→ **Dataset excerpts**

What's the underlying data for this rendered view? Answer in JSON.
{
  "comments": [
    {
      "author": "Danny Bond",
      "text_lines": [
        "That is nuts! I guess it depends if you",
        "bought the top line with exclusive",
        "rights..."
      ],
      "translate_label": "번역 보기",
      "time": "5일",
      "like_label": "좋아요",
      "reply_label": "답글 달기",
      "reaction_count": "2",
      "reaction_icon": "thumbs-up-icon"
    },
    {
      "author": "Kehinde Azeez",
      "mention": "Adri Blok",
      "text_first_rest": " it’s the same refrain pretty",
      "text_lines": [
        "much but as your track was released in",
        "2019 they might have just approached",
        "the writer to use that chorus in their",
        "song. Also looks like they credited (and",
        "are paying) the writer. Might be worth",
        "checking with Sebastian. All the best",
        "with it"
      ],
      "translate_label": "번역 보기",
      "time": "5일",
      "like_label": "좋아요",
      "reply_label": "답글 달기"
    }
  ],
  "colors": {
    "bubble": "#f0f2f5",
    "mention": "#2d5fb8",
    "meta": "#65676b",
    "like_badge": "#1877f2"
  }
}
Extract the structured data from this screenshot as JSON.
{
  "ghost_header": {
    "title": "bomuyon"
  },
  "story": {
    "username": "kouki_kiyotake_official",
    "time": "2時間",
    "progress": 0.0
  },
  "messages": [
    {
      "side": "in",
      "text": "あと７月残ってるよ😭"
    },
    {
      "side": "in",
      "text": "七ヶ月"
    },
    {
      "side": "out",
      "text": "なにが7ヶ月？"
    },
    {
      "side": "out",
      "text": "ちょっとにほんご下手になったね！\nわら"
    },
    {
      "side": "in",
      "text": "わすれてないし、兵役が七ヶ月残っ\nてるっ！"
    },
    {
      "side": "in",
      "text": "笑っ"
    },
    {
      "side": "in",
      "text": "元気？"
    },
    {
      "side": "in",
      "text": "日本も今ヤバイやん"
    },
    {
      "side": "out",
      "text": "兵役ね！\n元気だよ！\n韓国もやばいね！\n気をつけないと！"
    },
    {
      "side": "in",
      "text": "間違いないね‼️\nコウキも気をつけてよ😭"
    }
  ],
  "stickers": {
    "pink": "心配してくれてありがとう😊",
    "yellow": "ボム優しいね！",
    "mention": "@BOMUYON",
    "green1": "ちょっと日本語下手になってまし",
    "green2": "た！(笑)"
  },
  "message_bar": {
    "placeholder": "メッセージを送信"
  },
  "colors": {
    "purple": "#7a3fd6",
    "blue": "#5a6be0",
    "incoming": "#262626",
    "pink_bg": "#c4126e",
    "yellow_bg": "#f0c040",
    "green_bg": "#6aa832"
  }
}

→ **REQUIRED WORK**
Check each line above for "with" and return the ones that have it.

→ **COMPLETE ANSWER**
        "bought the top line with exclusive",
        "checking with Sebastian. All the best",
        "with it"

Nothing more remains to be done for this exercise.